**What the exercise asks**
Every line with the word "JSON" in it should be extracted from the data that follows.

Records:
----
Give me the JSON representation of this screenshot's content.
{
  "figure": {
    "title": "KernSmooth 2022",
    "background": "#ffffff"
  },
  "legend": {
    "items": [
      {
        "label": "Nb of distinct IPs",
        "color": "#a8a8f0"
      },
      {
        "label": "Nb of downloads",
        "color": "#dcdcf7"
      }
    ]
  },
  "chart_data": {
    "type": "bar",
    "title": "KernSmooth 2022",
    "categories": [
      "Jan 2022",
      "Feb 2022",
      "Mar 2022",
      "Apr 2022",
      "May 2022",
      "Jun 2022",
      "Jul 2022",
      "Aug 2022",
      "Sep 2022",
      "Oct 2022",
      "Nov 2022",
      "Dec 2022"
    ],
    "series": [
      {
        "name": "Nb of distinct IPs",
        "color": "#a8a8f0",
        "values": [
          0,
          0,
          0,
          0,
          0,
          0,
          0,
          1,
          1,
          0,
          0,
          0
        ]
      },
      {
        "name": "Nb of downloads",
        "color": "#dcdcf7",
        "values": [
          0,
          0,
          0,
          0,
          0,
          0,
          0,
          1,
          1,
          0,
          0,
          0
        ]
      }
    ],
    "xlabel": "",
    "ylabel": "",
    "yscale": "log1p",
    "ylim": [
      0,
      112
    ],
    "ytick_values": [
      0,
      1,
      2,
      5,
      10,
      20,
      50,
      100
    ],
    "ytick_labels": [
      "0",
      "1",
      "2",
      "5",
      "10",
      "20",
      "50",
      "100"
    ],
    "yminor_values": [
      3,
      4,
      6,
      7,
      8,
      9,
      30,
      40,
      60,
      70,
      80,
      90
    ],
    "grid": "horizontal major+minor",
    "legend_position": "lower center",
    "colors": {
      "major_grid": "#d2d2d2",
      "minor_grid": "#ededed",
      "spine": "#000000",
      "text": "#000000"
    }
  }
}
----
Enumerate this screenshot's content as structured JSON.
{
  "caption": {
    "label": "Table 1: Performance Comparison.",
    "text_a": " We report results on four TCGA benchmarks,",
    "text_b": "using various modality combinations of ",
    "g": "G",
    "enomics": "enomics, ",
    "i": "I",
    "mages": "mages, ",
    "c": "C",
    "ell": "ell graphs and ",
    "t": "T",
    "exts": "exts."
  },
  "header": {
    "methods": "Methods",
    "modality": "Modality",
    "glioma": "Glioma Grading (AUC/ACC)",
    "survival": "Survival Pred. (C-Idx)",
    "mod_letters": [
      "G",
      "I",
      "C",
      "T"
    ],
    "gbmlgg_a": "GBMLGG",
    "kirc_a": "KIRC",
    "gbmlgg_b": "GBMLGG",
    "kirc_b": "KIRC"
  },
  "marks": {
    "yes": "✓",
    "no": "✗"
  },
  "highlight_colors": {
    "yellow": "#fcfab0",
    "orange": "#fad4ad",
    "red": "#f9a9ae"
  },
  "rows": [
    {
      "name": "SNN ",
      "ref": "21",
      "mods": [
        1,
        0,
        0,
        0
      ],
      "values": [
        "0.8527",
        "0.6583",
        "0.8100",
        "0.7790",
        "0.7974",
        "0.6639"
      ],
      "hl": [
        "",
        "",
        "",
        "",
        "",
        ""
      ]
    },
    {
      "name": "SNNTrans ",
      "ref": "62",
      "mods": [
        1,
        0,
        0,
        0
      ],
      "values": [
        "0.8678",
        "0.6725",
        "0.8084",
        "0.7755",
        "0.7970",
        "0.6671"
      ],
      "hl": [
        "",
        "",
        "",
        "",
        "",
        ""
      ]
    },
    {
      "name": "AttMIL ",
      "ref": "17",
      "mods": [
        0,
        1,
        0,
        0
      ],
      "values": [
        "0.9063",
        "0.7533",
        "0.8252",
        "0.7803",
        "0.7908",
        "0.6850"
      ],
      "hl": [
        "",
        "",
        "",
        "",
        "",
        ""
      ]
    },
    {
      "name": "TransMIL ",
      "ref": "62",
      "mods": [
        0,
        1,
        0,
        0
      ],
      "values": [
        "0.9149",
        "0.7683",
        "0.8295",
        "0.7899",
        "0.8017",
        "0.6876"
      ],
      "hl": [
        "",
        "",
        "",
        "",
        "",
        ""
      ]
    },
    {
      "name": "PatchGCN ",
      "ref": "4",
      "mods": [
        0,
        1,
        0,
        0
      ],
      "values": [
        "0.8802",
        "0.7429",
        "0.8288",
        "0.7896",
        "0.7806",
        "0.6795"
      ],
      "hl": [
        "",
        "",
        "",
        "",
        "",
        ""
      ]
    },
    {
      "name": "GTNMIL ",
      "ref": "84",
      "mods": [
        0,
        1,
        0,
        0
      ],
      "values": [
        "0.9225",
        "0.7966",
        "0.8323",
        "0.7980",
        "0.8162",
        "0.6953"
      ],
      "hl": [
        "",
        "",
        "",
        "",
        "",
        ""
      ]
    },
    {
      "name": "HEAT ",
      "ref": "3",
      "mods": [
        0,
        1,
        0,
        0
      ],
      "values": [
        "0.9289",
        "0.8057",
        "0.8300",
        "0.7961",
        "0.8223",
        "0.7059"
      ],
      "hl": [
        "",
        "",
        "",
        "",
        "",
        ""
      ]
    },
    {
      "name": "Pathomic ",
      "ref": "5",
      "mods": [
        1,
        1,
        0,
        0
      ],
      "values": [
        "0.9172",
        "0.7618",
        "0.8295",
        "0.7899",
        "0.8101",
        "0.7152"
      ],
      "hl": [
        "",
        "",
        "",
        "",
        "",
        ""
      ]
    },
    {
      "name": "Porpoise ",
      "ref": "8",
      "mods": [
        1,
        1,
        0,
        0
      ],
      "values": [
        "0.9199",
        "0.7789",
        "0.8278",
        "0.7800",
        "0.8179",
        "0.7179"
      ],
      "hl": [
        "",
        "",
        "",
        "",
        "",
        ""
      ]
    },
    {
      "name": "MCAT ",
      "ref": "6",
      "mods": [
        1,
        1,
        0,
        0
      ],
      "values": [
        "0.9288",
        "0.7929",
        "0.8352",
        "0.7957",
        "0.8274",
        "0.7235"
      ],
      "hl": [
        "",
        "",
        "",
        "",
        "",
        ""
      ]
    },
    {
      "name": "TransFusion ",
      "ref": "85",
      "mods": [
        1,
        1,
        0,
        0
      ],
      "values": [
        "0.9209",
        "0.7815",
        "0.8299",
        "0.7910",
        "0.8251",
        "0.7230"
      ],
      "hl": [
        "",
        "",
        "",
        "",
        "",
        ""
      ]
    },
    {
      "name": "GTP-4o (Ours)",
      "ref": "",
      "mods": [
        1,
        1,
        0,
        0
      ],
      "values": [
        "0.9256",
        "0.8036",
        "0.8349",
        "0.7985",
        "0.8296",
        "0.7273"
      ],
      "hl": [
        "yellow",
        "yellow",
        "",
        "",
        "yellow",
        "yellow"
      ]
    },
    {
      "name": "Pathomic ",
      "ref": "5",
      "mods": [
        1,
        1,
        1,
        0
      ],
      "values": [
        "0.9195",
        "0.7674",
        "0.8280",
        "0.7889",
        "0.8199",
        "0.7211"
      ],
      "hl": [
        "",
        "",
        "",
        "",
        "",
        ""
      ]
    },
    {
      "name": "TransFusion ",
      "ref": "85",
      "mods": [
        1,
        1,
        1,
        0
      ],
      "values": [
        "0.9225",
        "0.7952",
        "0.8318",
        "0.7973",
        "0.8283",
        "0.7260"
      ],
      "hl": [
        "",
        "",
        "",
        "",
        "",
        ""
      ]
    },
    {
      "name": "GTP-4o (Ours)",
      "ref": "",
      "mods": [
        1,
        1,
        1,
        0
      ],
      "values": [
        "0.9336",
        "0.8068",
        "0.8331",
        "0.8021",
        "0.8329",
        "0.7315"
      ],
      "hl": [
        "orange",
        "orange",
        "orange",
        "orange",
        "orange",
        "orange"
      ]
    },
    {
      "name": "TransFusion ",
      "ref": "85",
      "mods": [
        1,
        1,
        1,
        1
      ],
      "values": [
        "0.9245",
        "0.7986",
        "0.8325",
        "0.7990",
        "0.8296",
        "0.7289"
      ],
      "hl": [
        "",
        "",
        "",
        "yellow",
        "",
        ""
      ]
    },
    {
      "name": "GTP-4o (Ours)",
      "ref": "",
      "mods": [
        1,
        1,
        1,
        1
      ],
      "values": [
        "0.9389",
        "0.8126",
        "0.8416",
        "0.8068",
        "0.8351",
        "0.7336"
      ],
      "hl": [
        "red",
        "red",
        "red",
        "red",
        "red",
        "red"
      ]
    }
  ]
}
----
**Response to this task**
Give me the JSON representation of this screenshot's content.
Enumerate this screenshot's content as structured JSON.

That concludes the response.